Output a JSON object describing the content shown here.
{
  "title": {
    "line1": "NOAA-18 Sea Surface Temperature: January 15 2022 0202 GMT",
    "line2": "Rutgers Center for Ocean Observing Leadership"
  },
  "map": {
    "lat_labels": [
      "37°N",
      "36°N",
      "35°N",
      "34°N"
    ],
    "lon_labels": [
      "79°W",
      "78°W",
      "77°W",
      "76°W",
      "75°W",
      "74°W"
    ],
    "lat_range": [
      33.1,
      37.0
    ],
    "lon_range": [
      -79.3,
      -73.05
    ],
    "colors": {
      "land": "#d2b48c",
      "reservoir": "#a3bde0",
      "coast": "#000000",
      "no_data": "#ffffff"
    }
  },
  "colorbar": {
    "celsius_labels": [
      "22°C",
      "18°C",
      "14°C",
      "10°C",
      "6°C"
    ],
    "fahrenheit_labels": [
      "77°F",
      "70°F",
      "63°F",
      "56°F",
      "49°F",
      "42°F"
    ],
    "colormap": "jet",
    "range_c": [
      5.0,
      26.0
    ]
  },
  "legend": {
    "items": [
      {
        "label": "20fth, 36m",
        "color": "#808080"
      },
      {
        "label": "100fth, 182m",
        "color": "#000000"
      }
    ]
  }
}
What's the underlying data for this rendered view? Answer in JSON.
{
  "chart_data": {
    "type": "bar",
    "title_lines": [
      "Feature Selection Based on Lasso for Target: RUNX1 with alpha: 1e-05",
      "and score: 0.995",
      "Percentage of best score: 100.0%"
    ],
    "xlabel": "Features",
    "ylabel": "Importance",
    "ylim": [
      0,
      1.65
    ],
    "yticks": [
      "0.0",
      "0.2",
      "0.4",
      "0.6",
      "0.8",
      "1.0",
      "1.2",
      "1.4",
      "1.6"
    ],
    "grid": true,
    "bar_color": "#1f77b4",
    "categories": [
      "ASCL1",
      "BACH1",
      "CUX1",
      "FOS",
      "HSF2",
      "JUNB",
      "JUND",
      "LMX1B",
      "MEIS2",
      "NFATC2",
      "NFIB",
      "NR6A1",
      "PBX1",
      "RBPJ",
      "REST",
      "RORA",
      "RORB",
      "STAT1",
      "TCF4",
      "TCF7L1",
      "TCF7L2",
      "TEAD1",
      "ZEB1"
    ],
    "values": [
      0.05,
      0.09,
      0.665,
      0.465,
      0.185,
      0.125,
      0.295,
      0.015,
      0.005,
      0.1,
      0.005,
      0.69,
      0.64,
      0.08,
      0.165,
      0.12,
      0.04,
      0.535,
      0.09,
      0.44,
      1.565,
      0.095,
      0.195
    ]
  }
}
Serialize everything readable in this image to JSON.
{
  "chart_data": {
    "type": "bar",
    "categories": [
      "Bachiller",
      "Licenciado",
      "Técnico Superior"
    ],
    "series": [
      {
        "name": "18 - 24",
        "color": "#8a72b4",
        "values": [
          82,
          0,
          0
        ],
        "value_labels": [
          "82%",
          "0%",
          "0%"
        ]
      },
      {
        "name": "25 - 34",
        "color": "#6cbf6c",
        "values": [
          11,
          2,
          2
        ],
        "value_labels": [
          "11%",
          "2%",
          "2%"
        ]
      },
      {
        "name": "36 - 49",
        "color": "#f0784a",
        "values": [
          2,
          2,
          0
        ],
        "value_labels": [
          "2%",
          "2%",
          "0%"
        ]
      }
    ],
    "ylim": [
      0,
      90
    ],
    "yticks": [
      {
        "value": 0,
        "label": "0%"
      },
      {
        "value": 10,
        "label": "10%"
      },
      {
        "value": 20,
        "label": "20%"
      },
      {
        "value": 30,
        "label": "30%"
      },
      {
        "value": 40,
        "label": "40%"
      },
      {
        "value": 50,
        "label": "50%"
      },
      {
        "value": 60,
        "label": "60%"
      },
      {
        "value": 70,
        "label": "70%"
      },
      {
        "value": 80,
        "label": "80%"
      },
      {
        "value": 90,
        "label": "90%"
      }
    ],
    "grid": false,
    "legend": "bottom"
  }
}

▶ What you will do
Pick out each line containing "JSON" and report it.

▶ The output
Output a JSON object describing the content shown here.
What's the underlying data for this rendered view? Answer in JSON.
Serialize everything readable in this image to JSON.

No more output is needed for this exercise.